Provided records:
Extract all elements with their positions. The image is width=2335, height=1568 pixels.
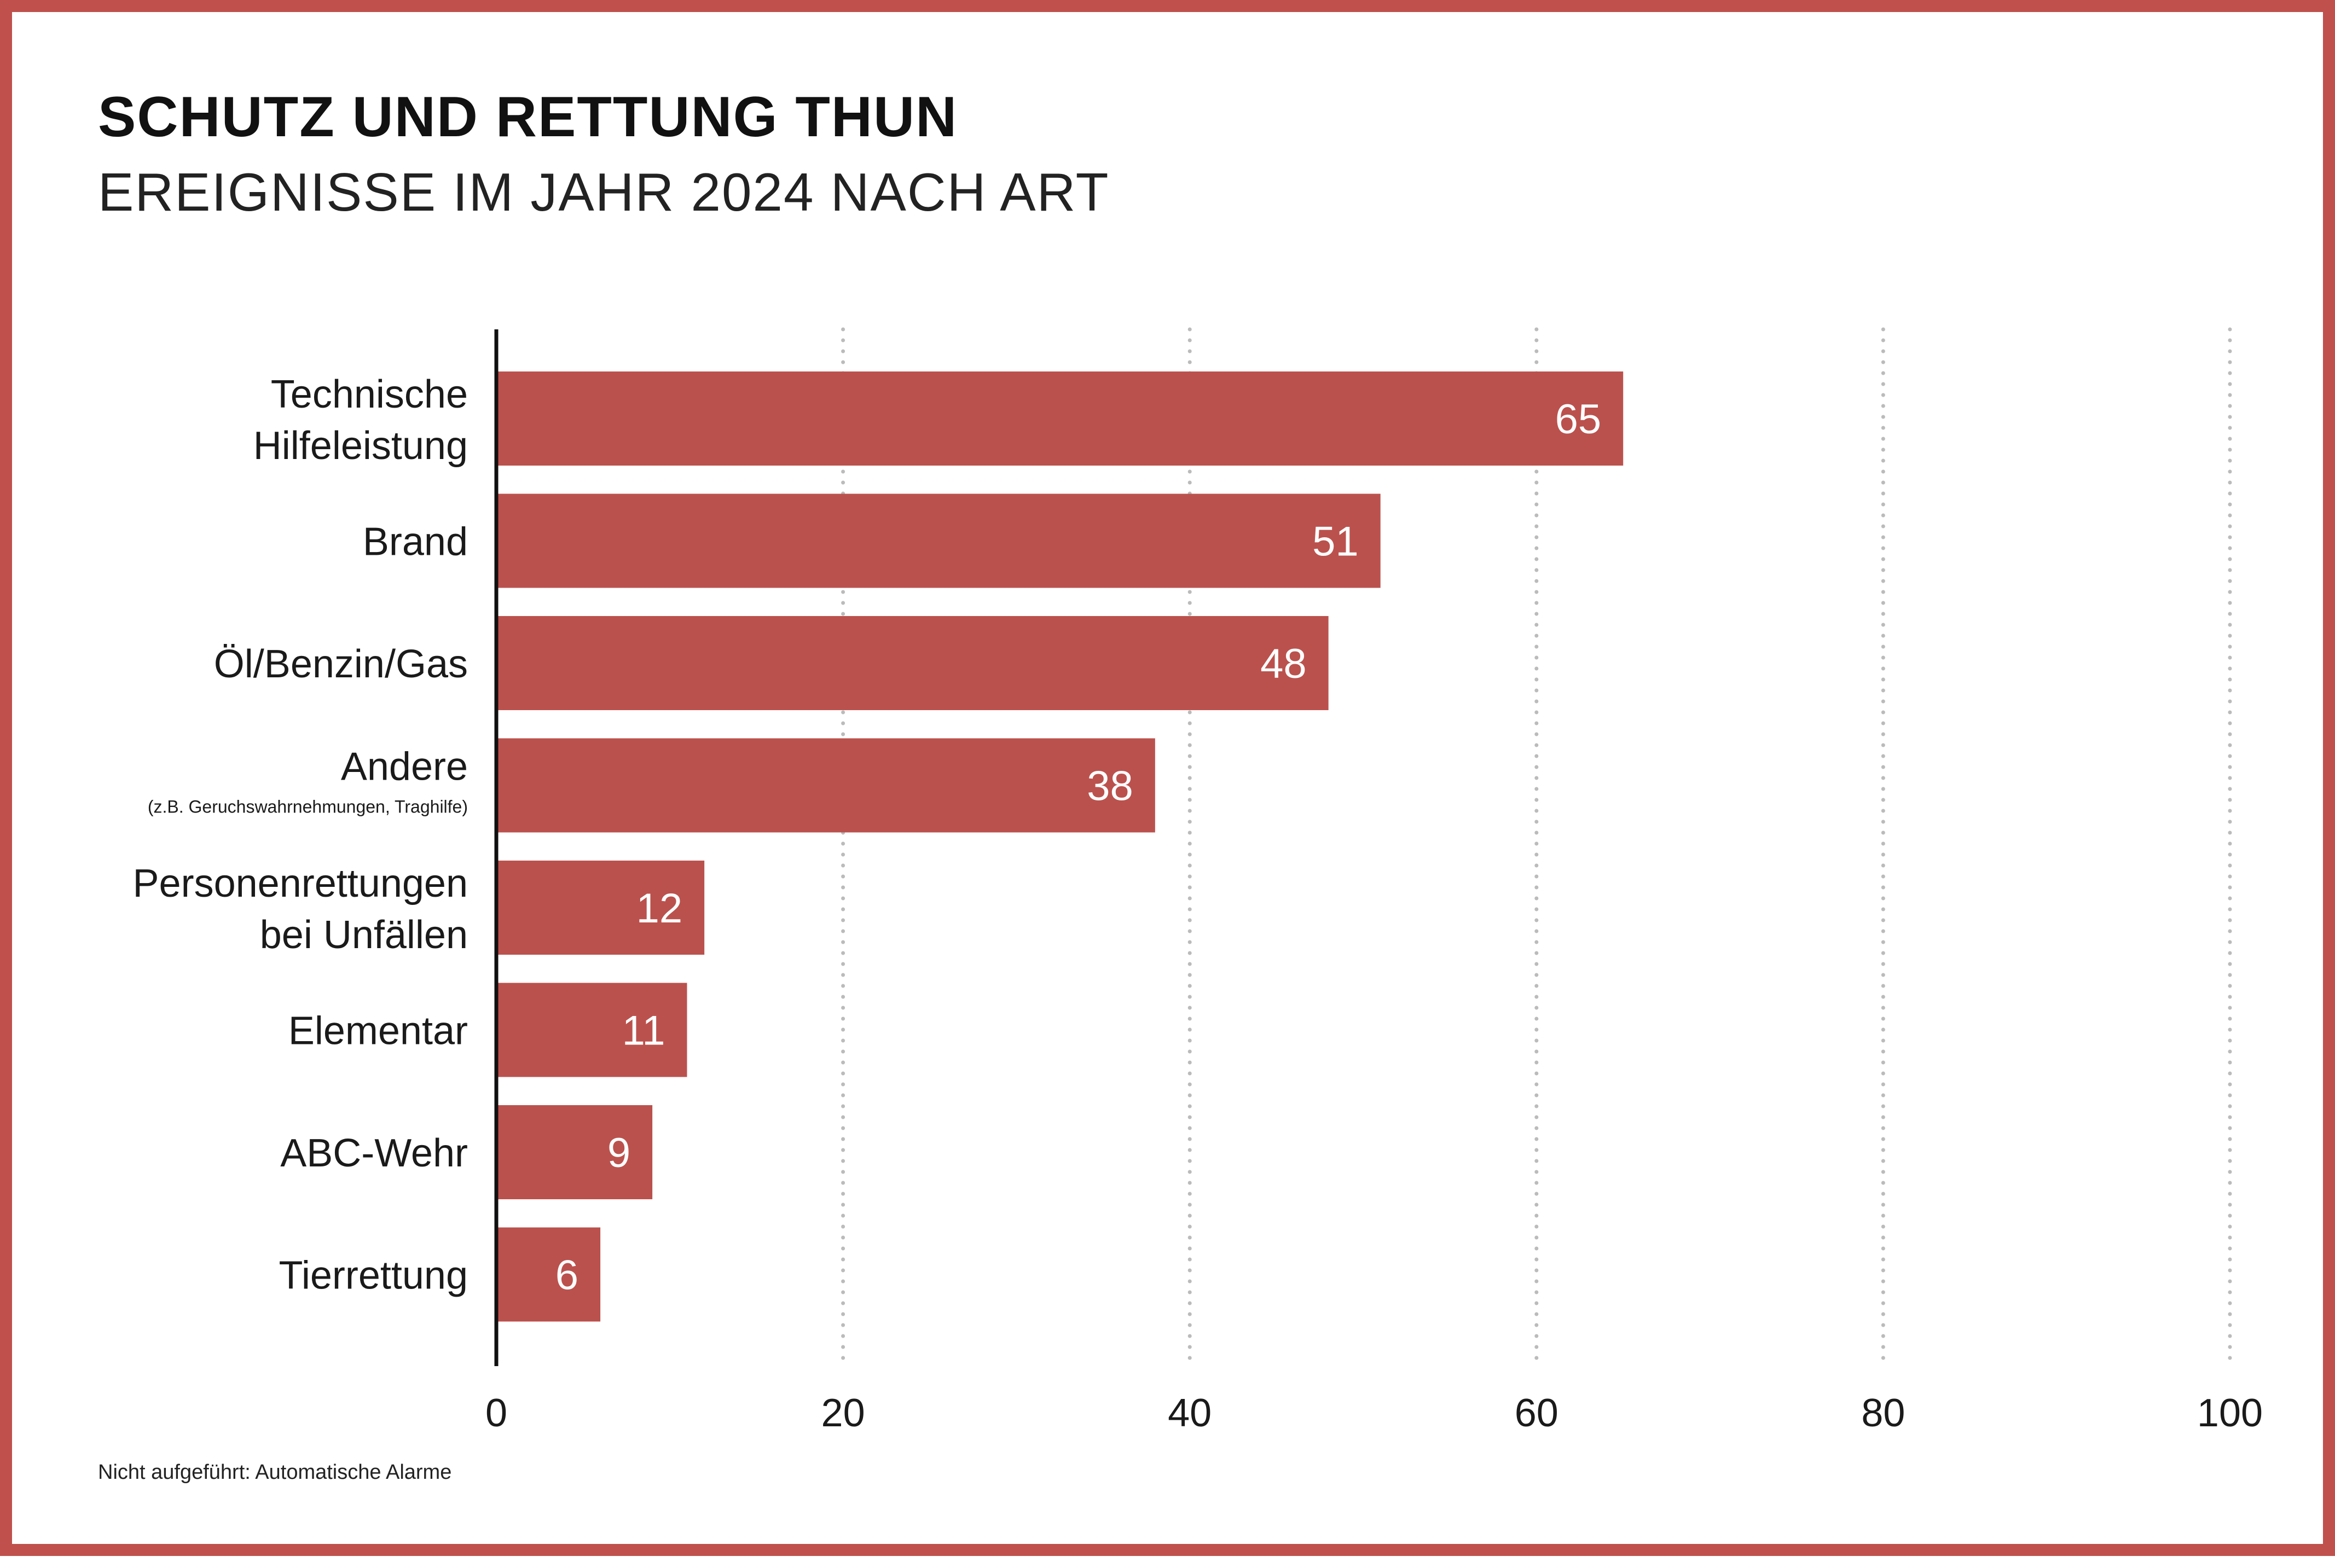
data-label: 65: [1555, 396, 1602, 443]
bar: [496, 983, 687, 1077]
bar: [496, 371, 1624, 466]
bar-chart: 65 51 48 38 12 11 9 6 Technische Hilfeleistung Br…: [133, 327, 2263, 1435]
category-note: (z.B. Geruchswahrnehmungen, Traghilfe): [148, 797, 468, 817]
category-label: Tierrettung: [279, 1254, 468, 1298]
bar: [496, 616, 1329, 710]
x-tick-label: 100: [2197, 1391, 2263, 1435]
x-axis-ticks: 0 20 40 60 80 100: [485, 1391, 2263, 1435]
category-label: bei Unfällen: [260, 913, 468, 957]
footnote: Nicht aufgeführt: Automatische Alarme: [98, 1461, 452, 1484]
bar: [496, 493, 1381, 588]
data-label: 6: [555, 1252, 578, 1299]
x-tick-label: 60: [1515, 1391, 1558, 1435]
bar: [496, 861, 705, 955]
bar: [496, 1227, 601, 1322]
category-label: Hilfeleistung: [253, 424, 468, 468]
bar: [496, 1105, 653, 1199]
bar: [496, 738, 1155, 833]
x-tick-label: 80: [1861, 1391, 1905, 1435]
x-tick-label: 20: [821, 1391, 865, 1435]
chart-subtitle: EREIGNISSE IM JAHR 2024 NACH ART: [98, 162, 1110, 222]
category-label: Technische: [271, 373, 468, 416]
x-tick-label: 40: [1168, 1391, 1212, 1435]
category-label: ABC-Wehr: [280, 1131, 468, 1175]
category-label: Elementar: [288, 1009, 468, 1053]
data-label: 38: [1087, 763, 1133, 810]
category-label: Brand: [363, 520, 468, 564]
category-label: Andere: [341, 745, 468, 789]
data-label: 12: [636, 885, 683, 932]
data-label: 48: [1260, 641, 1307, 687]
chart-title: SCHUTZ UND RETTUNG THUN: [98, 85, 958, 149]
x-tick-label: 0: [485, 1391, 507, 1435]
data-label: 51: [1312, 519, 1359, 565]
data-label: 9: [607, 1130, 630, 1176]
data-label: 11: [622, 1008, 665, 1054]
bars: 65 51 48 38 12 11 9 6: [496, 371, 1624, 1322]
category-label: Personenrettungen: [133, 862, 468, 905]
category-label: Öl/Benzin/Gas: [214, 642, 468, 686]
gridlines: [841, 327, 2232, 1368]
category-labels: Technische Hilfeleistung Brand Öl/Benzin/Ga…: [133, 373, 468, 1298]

--

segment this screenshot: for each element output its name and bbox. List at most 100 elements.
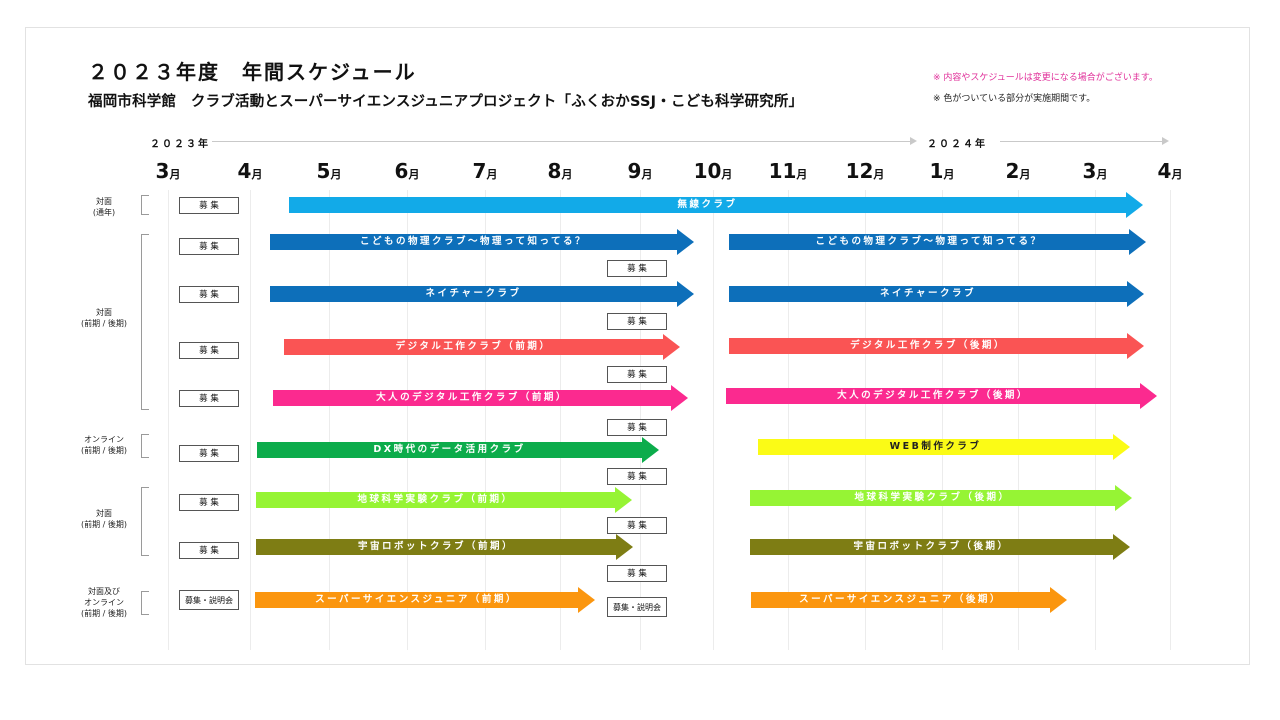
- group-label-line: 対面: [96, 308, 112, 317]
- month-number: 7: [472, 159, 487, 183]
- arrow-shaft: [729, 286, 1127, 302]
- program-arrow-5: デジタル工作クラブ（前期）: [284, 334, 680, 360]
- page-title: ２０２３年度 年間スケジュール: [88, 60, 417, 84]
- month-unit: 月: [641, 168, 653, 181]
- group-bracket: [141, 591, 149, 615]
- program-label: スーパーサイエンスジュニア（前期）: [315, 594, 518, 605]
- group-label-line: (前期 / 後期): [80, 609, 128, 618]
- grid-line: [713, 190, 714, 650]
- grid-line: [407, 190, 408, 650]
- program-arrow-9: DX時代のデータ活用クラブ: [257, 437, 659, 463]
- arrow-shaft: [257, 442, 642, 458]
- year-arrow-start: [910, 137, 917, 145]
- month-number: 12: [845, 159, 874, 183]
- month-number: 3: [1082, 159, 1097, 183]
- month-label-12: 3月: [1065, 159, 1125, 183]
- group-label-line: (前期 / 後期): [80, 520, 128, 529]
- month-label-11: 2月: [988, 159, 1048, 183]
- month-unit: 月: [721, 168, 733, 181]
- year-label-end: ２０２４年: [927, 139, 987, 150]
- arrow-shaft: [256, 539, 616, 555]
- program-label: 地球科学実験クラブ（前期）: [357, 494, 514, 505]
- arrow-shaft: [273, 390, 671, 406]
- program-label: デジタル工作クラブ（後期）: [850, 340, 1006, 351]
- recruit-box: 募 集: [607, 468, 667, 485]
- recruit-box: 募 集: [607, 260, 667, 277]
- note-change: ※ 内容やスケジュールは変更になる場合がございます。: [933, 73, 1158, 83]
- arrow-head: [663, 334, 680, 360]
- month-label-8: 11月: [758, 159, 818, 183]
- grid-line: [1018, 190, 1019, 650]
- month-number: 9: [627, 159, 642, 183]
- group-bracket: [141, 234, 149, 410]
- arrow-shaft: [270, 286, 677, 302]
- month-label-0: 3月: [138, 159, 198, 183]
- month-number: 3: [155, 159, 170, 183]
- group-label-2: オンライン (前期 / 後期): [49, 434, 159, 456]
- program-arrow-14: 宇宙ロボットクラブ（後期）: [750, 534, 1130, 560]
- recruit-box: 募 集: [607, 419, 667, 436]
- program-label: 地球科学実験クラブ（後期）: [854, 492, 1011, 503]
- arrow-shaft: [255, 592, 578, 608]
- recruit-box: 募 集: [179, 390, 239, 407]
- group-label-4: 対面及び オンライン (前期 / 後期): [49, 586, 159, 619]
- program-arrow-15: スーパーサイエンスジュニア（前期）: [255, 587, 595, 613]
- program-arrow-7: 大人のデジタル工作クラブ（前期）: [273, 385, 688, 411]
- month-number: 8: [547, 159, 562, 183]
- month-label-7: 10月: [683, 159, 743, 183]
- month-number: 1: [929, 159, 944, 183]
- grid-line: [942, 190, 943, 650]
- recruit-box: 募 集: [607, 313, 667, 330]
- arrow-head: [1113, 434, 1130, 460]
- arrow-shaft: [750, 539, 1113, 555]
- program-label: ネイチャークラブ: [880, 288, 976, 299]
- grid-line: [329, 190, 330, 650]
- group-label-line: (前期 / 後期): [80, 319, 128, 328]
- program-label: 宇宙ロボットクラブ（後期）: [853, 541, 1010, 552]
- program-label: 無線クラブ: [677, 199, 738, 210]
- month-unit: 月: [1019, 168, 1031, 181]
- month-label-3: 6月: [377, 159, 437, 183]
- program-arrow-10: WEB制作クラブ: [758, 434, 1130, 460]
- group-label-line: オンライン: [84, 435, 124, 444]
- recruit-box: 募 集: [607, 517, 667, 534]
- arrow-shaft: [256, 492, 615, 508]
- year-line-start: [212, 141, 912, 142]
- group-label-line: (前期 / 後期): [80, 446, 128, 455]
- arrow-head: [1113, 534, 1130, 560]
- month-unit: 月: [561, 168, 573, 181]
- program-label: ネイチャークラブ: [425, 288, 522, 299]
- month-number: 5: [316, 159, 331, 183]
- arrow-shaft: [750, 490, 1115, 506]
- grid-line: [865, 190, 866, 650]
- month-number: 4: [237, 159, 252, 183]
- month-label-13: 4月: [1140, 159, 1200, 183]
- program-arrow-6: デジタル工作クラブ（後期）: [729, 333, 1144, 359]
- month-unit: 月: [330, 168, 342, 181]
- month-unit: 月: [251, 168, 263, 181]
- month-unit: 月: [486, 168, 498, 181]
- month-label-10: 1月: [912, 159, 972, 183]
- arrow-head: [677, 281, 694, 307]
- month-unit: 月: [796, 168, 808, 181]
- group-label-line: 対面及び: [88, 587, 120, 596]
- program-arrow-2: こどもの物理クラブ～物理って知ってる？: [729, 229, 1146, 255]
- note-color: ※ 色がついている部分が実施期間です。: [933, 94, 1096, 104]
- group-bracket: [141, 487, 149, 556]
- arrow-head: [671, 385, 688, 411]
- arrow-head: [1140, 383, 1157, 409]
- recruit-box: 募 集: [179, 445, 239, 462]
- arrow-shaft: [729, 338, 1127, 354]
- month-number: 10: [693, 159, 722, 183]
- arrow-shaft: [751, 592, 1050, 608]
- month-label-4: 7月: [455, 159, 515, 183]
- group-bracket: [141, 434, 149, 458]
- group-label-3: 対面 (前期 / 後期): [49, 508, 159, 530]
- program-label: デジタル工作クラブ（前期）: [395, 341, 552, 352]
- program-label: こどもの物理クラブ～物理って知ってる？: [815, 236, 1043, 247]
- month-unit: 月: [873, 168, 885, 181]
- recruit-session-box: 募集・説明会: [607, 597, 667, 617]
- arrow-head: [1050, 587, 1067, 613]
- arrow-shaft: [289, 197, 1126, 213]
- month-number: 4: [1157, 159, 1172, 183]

...

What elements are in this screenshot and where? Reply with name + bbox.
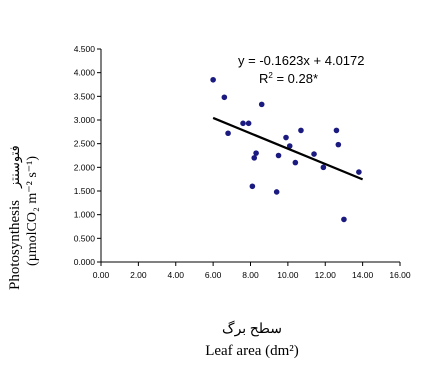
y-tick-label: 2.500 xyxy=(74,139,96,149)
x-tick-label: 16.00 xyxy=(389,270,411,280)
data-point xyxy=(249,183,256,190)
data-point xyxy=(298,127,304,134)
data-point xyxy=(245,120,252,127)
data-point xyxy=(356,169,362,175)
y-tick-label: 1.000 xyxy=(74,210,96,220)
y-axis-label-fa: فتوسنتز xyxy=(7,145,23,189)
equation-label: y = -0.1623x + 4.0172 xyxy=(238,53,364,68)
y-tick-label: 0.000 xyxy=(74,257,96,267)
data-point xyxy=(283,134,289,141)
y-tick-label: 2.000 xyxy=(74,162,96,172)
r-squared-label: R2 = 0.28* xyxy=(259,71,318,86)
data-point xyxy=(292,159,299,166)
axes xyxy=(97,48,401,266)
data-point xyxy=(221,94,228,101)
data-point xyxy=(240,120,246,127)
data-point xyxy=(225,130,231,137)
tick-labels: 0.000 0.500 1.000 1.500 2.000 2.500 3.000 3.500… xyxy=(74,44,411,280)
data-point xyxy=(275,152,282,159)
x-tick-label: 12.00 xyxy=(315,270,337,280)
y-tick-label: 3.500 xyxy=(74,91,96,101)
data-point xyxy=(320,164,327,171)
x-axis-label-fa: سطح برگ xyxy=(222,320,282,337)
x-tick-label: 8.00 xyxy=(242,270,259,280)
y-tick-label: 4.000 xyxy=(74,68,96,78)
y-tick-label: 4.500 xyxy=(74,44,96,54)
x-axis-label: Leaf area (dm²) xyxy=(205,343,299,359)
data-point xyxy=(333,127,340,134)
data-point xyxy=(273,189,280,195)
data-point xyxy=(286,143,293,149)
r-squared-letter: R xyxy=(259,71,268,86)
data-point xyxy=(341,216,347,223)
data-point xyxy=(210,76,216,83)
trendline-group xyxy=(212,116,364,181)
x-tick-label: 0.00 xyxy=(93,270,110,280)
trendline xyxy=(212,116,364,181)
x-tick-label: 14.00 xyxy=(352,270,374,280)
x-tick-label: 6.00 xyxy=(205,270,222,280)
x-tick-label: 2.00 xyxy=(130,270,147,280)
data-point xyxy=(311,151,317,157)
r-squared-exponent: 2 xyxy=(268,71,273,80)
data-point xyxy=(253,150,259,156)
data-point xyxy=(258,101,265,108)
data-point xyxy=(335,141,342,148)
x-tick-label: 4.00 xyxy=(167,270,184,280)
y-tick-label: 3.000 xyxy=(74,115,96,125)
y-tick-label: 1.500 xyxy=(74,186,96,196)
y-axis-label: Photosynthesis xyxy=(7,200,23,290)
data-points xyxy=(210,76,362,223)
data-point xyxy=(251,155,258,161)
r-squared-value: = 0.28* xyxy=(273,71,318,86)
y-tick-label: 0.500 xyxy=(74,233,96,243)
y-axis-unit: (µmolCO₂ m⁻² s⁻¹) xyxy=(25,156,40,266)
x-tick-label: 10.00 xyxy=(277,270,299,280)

What you have to do: In the material above, copy out verbatim every line from the line with "data-label: 65: [1555, 396, 1602, 443]" to the line with "category-label: Öl/Benzin/Gas: [214, 642, 468, 686]", including both of those lines, and output nothing else.

Exercise output:
data-label: 65: [1555, 396, 1602, 443]
bar: [496, 983, 687, 1077]
bar: [496, 371, 1624, 466]
bar-chart: 65 51 48 38 12 11 9 6 Technische Hilfeleistung Br…: [133, 327, 2263, 1435]
category-note: (z.B. Geruchswahrnehmungen, Traghilfe): [148, 797, 468, 817]
category-label: Tierrettung: [279, 1254, 468, 1298]
bar: [496, 616, 1329, 710]
x-tick-label: 100: [2197, 1391, 2263, 1435]
x-axis-ticks: 0 20 40 60 80 100: [485, 1391, 2263, 1435]
category-label: bei Unfällen: [260, 913, 468, 957]
footnote: Nicht aufgeführt: Automatische Alarme: [98, 1461, 452, 1484]
bar: [496, 493, 1381, 588]
data-label: 6: [555, 1252, 578, 1299]
x-tick-label: 60: [1515, 1391, 1558, 1435]
bar: [496, 861, 705, 955]
bar: [496, 1227, 601, 1322]
category-label: Hilfeleistung: [253, 424, 468, 468]
bar: [496, 1105, 653, 1199]
bar: [496, 738, 1155, 833]
x-tick-label: 80: [1861, 1391, 1905, 1435]
x-tick-label: 20: [821, 1391, 865, 1435]
chart-subtitle: EREIGNISSE IM JAHR 2024 NACH ART: [98, 162, 1110, 222]
category-label: Technische: [271, 373, 468, 416]
x-tick-label: 40: [1168, 1391, 1212, 1435]
category-label: ABC-Wehr: [280, 1131, 468, 1175]
category-label: Elementar: [288, 1009, 468, 1053]
data-label: 38: [1087, 763, 1133, 810]
category-label: Brand: [363, 520, 468, 564]
category-label: Andere: [341, 745, 468, 789]
data-label: 12: [636, 885, 683, 932]
data-label: 48: [1260, 641, 1307, 687]
chart-title: SCHUTZ UND RETTUNG THUN: [98, 85, 958, 149]
x-tick-label: 0: [485, 1391, 507, 1435]
data-label: 51: [1312, 519, 1359, 565]
data-label: 9: [607, 1130, 630, 1176]
data-label: 11: [622, 1008, 665, 1054]
bars: 65 51 48 38 12 11 9 6: [496, 371, 1624, 1322]
category-label: Personenrettungen: [133, 862, 468, 905]
category-label: Öl/Benzin/Gas: [214, 642, 468, 686]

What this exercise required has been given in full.